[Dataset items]
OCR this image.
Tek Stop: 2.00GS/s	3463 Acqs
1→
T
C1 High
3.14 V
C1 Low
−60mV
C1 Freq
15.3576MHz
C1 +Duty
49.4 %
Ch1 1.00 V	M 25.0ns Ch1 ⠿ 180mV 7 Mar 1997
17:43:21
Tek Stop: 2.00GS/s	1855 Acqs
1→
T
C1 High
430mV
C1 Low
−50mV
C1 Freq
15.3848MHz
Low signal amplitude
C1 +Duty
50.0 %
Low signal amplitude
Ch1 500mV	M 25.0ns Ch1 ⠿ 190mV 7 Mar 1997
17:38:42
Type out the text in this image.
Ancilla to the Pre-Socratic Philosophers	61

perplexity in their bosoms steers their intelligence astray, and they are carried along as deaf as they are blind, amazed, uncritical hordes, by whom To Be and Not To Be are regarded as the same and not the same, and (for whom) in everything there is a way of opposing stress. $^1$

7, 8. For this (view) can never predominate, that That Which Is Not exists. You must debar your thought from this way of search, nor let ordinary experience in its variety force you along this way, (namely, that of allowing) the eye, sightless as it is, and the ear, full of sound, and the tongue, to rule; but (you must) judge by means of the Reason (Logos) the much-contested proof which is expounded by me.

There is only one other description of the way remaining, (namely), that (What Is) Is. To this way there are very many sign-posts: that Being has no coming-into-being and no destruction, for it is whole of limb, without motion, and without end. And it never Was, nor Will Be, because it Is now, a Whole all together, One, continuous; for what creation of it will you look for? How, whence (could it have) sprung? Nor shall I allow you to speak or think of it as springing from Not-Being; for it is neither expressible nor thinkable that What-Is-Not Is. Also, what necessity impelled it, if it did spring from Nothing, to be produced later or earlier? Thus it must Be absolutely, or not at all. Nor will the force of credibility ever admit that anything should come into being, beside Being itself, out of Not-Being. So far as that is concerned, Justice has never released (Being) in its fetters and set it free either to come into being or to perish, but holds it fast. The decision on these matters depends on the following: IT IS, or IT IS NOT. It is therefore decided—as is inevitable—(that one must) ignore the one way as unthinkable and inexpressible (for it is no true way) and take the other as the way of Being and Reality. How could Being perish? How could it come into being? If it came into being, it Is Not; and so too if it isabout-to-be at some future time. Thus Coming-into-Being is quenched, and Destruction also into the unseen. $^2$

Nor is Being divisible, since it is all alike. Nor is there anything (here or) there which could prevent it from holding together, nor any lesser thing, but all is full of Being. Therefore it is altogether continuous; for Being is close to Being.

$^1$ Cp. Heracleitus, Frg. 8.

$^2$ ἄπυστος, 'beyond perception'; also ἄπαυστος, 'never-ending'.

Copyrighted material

◆ TO BE DONE:
Transcribe every entry exactly, omitting nothing.

◆ THE RESPONSE:
OCR this image.
Tek Stop: 2.00GS/s	3463 Acqs
1→
T
C1 High
3.14 V
C1 Low
−60mV
C1 Freq
15.3576MHz
C1 +Duty
49.4 %
Ch1 1.00 V	M 25.0ns Ch1 ⠿ 180mV 7 Mar 1997
17:43:21
Tek Stop: 2.00GS/s	1855 Acqs
1→
T
C1 High
430mV
C1 Low
−50mV
C1 Freq
15.3848MHz
Low signal amplitude
C1 +Duty
50.0 %
Low signal amplitude
Ch1 500mV	M 25.0ns Ch1 ⠿ 190mV 7 Mar 1997
17:38:42
Type out the text in this image.
Ancilla to the Pre-Socratic Philosophers	61

perplexity in their bosoms steers their intelligence astray, and they are carried along as deaf as they are blind, amazed, uncritical hordes, by whom To Be and Not To Be are regarded as the same and not the same, and (for whom) in everything there is a way of opposing stress. $^1$

7, 8. For this (view) can never predominate, that That Which Is Not exists. You must debar your thought from this way of search, nor let ordinary experience in its variety force you along this way, (namely, that of allowing) the eye, sightless as it is, and the ear, full of sound, and the tongue, to rule; but (you must) judge by means of the Reason (Logos) the much-contested proof which is expounded by me.

There is only one other description of the way remaining, (namely), that (What Is) Is. To this way there are very many sign-posts: that Being has no coming-into-being and no destruction, for it is whole of limb, without motion, and without end. And it never Was, nor Will Be, because it Is now, a Whole all together, One, continuous; for what creation of it will you look for? How, whence (could it have) sprung? Nor shall I allow you to speak or think of it as springing from Not-Being; for it is neither expressible nor thinkable that What-Is-Not Is. Also, what necessity impelled it, if it did spring from Nothing, to be produced later or earlier? Thus it must Be absolutely, or not at all. Nor will the force of credibility ever admit that anything should come into being, beside Being itself, out of Not-Being. So far as that is concerned, Justice has never released (Being) in its fetters and set it free either to come into being or to perish, but holds it fast. The decision on these matters depends on the following: IT IS, or IT IS NOT. It is therefore decided—as is inevitable—(that one must) ignore the one way as unthinkable and inexpressible (for it is no true way) and take the other as the way of Being and Reality. How could Being perish? How could it come into being? If it came into being, it Is Not; and so too if it isabout-to-be at some future time. Thus Coming-into-Being is quenched, and Destruction also into the unseen. $^2$

Nor is Being divisible, since it is all alike. Nor is there anything (here or) there which could prevent it from holding together, nor any lesser thing, but all is full of Being. Therefore it is altogether continuous; for Being is close to Being.

$^1$ Cp. Heracleitus, Frg. 8.

$^2$ ἄπυστος, 'beyond perception'; also ἄπαυστος, 'never-ending'.

Copyrighted material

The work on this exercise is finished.